What this task involves: All of the entries need to be written out again, exactly as they are.
** start Material for this exercise **
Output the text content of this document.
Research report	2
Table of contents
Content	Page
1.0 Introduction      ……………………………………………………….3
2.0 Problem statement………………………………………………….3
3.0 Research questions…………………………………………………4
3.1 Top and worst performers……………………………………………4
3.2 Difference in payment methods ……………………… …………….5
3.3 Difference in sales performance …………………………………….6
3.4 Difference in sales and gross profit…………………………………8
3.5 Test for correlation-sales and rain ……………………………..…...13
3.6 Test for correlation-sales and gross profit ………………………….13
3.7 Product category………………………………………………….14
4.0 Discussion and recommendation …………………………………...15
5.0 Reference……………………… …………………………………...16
** end Material for this exercise **
Response to this task:
Output the text content of this document.
Research report	2
Table of contents
Content	Page
1.0 Introduction      ……………………………………………………….3
2.0 Problem statement………………………………………………….3
3.0 Research questions…………………………………………………4
3.1 Top and worst performers……………………………………………4
3.2 Difference in payment methods ……………………… …………….5
3.3 Difference in sales performance …………………………………….6
3.4 Difference in sales and gross profit…………………………………8
3.5 Test for correlation-sales and rain ……………………………..…...13
3.6 Test for correlation-sales and gross profit ………………………….13
3.7 Product category………………………………………………….14
4.0 Discussion and recommendation …………………………………...15
5.0 Reference……………………… …………………………………...16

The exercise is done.